***** Extracted data *****

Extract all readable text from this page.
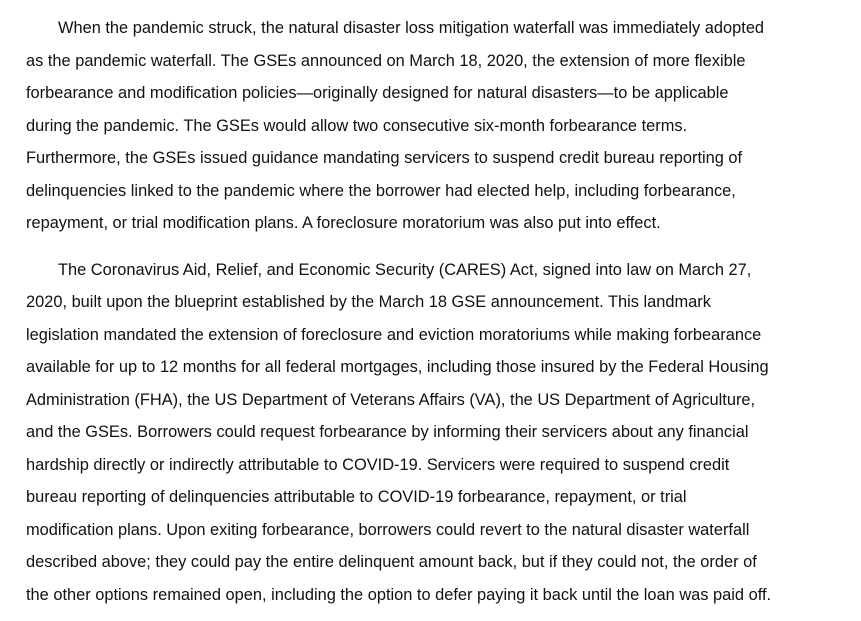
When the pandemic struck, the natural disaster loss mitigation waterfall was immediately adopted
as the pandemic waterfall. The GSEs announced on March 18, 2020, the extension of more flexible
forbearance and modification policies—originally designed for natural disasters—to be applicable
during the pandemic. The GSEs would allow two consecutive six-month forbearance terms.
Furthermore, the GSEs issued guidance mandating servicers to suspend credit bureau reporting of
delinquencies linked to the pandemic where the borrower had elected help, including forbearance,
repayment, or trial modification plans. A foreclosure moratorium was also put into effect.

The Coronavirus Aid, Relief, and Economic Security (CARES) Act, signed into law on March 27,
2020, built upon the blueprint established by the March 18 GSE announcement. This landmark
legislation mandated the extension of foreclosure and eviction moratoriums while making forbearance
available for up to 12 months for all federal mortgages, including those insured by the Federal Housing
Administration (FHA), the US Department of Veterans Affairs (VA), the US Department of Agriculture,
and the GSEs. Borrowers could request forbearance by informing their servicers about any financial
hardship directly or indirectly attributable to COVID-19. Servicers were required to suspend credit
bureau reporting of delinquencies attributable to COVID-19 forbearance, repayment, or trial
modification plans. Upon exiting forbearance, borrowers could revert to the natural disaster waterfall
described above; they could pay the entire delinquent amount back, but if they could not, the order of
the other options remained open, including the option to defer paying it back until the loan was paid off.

*****

From the listing above, return each line with the word "foreclosure".

repayment, or trial modification plans. A foreclosure moratorium was also put into effect.
legislation mandated the extension of foreclosure and eviction moratoriums while making forbearance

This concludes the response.